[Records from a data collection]
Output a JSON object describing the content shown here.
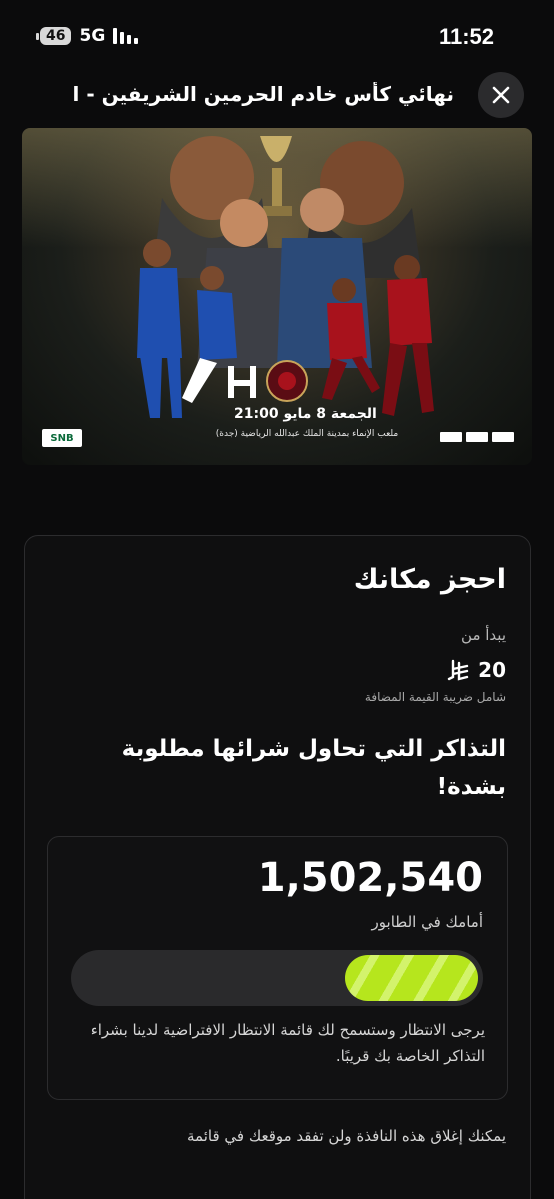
{
  "status_bar": {
    "battery": "46",
    "network": "5G",
    "time": "11:52"
  },
  "header": {
    "title": "نهائي كأس خادم الحرمين الشريفين - ال...",
    "close_icon": "close-icon"
  },
  "banner": {
    "date_time": "الجمعة 8 مايو  21:00",
    "venue": "ملعب الإنماء بمدينة الملك عبدالله الرياضية (جدة)",
    "sponsor_logo": "SNB",
    "team_logos": [
      "al-hilal-logo",
      "al-kholood-logo"
    ],
    "colors": {
      "hilal_blue": "#1f4fb0",
      "kholood_red": "#a8121c"
    }
  },
  "booking": {
    "title": "احجز مكانك",
    "starts_from": "يبدأ من",
    "price": "20",
    "currency_icon": "saudi-riyal-icon",
    "vat_note": "شامل ضريبة القيمة المضافة",
    "demand_message": "التذاكر التي تحاول شرائها مطلوبة بشدة!"
  },
  "queue": {
    "count": "1,502,540",
    "label": "أمامك في الطابور",
    "progress_fraction": 0.33,
    "progress_color": "#b6e61d",
    "note": "يرجى الانتظار وستسمح لك قائمة الانتظار الافتراضية لدينا بشراء التذاكر الخاصة بك قريبًا."
  },
  "footer": {
    "note": "يمكنك إغلاق هذه النافذة ولن تفقد موقعك في قائمة"
  }
}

## Work instructions
Using the records above, gather all lines where the string "التذاكر" is present.

## Answer in full
    "demand_message": "التذاكر التي تحاول شرائها مطلوبة بشدة!"
    "note": "يرجى الانتظار وستسمح لك قائمة الانتظار الافتراضية لدينا بشراء التذاكر الخاصة بك قريبًا."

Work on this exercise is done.